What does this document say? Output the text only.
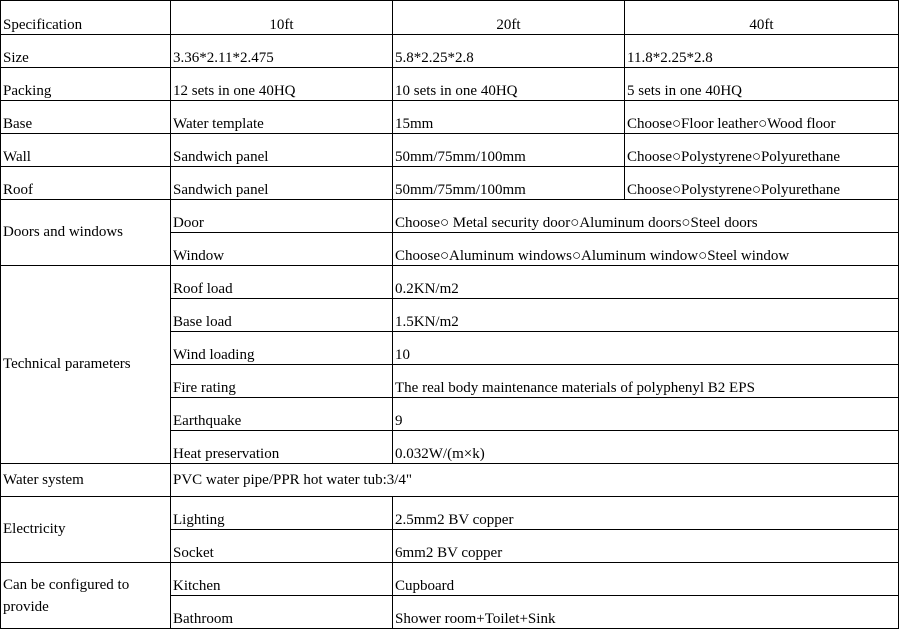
Specification	10ft	20ft	40ft
Size	3.36*2.11*2.475	5.8*2.25*2.8	11.8*2.25*2.8
Packing	12 sets in one 40HQ	10 sets in one 40HQ	5 sets in one 40HQ
Base	Water template	15mm	Choose○Floor leather○Wood floor
Wall	Sandwich panel	50mm/75mm/100mm	Choose○Polystyrene○Polyurethane
Roof	Sandwich panel	50mm/75mm/100mm	Choose○Polystyrene○Polyurethane
Doors and windows	Door	Choose○ Metal security door○Aluminum doors○Steel doors	
	Window	Choose○Aluminum windows○Aluminum window○Steel window	
Technical parameters	Roof load	0.2KN/m2	
	Base load	1.5KN/m2	
	Wind loading	10	
	Fire rating	The real body maintenance materials of polyphenyl B2 EPS	
	Earthquake	9	
	Heat preservation	0.032W/(m×k)	
Water system	PVC water pipe/PPR hot water tub:3/4"		
Electricity	Lighting	2.5mm2 BV copper	
	Socket	6mm2 BV copper	
Can be configured to provide	Kitchen	Cupboard	
	Bathroom	Shower room+Toilet+Sink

__SHORT PROBLEM__.
Using the material above, set down every line exactly, but skip the pictures.

__WRITTEN SOLUTION__.
What does this document say? Output the text only.
Specification	10ft	20ft	40ft
Size	3.36*2.11*2.475	5.8*2.25*2.8	11.8*2.25*2.8
Packing	12 sets in one 40HQ	10 sets in one 40HQ	5 sets in one 40HQ
Base	Water template	15mm	Choose○Floor leather○Wood floor
Wall	Sandwich panel	50mm/75mm/100mm	Choose○Polystyrene○Polyurethane
Roof	Sandwich panel	50mm/75mm/100mm	Choose○Polystyrene○Polyurethane
Doors and windows	Door	Choose○ Metal security door○Aluminum doors○Steel doors	
	Window	Choose○Aluminum windows○Aluminum window○Steel window	
Technical parameters	Roof load	0.2KN/m2	
	Base load	1.5KN/m2	
	Wind loading	10	
	Fire rating	The real body maintenance materials of polyphenyl B2 EPS	
	Earthquake	9	
	Heat preservation	0.032W/(m×k)	
Water system	PVC water pipe/PPR hot water tub:3/4"		
Electricity	Lighting	2.5mm2 BV copper	
	Socket	6mm2 BV copper	
Can be configured to provide	Kitchen	Cupboard	
	Bathroom	Shower room+Toilet+Sink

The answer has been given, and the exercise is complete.